BEGIN

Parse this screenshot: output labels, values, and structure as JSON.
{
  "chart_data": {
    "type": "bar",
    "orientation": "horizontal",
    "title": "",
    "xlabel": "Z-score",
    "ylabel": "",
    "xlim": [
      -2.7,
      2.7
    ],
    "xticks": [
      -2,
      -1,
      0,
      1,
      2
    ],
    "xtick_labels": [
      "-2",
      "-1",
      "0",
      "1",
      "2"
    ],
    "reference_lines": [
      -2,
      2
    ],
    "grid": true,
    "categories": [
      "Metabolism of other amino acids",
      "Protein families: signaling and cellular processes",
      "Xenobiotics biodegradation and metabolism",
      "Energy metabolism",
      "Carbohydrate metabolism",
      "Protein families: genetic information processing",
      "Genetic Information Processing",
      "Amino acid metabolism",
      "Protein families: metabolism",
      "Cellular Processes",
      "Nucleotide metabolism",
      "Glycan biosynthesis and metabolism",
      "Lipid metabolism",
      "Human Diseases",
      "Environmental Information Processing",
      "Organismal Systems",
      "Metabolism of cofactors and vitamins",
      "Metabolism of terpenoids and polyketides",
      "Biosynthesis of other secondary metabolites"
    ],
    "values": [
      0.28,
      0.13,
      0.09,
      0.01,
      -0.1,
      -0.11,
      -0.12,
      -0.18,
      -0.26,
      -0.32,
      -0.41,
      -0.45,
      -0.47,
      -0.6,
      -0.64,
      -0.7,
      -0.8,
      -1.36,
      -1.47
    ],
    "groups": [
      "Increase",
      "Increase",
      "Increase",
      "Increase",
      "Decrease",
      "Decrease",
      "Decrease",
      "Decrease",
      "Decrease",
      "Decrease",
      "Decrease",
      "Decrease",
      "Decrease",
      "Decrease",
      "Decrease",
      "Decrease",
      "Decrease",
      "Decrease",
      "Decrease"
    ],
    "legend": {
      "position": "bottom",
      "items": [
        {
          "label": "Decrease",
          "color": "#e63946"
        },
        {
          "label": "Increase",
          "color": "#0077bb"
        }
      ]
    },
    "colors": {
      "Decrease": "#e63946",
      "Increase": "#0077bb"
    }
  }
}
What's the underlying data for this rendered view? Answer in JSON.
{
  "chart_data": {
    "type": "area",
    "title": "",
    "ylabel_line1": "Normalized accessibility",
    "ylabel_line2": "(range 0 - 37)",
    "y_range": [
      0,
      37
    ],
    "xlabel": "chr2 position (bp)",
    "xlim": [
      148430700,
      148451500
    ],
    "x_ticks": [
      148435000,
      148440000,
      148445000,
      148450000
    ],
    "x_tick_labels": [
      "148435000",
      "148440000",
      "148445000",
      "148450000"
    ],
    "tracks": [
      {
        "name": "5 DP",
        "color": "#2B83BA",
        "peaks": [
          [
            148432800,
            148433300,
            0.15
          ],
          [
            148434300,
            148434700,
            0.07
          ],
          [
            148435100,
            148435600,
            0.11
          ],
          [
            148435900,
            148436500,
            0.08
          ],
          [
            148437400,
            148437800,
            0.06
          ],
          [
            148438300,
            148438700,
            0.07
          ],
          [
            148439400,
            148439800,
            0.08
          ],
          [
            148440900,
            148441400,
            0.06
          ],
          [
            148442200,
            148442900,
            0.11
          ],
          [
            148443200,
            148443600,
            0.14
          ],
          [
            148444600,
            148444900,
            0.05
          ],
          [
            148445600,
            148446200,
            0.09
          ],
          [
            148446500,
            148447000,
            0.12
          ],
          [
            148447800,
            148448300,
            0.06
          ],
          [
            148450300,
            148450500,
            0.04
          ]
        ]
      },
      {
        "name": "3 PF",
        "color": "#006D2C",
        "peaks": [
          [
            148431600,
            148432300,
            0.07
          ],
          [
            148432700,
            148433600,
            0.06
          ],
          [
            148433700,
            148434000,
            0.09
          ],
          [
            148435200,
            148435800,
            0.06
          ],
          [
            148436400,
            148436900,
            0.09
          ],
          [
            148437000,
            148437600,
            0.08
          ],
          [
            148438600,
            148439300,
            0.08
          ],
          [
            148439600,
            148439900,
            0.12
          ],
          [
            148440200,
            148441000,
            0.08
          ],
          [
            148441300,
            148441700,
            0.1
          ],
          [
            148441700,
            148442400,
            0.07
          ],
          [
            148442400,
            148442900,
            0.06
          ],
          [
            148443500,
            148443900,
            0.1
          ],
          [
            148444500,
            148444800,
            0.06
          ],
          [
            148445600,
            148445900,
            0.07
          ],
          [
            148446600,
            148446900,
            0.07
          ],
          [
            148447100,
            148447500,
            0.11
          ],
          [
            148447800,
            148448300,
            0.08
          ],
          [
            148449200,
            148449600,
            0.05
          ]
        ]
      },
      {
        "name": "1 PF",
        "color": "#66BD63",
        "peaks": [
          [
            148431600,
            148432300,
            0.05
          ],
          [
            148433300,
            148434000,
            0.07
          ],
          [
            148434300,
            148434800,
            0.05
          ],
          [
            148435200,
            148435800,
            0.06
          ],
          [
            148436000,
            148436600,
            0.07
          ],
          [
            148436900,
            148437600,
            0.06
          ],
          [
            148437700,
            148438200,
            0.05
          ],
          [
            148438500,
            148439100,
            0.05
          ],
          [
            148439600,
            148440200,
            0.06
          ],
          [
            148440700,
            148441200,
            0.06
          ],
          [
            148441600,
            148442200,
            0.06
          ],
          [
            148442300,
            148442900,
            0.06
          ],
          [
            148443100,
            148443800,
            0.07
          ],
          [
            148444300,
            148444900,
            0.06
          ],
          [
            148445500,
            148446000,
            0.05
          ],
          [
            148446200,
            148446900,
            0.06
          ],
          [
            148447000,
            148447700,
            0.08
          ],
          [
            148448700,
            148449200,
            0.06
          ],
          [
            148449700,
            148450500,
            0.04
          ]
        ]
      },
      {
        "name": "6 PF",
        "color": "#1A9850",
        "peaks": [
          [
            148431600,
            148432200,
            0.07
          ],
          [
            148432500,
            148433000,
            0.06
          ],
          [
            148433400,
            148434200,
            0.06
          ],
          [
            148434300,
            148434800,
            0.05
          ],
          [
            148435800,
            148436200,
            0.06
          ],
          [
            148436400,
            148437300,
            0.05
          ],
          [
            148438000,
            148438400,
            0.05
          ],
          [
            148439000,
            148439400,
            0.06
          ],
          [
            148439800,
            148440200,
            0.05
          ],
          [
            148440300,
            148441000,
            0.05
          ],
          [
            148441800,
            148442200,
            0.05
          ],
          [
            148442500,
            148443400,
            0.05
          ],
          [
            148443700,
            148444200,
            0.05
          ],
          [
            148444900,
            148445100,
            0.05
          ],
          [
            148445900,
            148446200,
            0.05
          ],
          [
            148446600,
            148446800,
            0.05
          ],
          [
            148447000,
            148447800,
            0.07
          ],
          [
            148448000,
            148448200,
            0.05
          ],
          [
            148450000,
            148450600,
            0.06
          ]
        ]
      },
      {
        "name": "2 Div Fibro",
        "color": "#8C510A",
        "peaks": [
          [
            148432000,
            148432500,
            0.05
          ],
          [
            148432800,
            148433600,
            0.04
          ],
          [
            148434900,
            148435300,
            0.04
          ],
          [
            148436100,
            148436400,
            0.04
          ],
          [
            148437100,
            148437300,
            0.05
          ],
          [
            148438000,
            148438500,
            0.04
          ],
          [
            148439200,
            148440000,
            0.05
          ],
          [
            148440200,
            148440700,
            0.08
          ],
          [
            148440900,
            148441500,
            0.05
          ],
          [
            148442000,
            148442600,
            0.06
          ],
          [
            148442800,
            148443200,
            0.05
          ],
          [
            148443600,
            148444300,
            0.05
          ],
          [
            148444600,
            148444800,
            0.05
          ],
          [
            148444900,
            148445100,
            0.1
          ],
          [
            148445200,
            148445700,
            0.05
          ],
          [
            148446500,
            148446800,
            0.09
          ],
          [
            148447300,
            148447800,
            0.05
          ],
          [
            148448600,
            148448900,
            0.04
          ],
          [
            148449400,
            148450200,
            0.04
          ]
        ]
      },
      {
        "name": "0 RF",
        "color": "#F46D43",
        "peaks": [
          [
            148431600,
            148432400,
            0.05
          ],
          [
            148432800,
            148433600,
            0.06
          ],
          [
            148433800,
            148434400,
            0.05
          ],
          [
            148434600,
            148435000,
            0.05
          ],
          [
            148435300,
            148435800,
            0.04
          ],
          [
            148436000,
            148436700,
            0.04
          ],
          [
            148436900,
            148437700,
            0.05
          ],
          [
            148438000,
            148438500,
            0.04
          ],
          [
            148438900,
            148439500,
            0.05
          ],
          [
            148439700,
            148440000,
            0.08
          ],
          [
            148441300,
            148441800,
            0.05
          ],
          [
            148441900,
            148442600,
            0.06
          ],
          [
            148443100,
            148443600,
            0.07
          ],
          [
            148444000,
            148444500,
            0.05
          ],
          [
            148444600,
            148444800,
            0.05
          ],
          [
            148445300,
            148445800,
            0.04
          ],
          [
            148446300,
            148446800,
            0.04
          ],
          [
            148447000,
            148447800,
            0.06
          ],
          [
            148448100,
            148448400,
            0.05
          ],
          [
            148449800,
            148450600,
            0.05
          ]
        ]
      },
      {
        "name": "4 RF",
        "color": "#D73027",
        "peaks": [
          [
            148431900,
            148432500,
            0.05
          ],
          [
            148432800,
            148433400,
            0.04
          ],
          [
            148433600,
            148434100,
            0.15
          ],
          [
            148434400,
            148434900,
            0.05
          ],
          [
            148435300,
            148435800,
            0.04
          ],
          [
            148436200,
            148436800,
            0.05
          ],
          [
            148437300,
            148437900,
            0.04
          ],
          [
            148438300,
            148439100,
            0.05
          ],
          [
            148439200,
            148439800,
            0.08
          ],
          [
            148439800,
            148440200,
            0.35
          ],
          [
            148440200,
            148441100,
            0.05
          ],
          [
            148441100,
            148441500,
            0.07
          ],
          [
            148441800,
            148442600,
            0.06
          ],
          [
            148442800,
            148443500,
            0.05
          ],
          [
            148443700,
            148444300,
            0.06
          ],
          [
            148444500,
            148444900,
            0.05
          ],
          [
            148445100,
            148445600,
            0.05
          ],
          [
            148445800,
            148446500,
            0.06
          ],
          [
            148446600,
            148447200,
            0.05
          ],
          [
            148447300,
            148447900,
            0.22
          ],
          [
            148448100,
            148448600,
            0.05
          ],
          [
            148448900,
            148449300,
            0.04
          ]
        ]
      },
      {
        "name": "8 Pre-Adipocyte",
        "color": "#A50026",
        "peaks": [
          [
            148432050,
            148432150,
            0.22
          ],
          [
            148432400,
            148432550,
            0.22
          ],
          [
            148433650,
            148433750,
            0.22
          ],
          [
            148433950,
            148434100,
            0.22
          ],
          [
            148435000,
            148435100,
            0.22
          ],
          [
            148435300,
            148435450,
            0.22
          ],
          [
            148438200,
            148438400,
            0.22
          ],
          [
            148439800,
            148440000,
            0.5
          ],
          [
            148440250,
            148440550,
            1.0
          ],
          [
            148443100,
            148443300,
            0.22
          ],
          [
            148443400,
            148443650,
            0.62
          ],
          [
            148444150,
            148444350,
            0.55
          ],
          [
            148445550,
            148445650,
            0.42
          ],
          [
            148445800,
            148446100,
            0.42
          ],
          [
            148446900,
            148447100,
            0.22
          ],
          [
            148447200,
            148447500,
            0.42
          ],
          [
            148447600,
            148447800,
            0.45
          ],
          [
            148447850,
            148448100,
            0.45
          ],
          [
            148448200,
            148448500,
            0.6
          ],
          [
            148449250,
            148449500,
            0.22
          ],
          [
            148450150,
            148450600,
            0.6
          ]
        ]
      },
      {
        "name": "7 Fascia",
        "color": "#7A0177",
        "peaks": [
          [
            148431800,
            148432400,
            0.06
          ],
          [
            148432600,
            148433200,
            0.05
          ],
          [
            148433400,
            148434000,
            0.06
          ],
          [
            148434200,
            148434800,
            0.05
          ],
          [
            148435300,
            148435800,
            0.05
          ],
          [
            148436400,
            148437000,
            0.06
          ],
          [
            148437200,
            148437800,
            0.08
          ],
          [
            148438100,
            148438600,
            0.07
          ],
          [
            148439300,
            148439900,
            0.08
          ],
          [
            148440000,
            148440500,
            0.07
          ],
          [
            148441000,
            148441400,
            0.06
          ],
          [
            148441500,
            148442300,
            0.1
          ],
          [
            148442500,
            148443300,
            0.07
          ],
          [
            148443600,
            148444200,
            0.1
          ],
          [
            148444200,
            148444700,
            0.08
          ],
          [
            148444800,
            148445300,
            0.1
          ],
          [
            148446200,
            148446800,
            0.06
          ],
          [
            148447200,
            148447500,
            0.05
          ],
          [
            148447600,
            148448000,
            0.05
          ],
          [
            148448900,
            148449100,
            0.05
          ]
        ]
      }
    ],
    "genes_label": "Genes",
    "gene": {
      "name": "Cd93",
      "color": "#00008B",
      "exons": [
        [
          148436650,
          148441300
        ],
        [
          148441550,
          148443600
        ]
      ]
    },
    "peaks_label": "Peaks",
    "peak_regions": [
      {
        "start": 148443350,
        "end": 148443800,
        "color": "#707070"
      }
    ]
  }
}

END

To do: Please go through the listing and return each line that has "other" in it.

Answer section:
      "Metabolism of other amino acids",
      "Biosynthesis of other secondary metabolites"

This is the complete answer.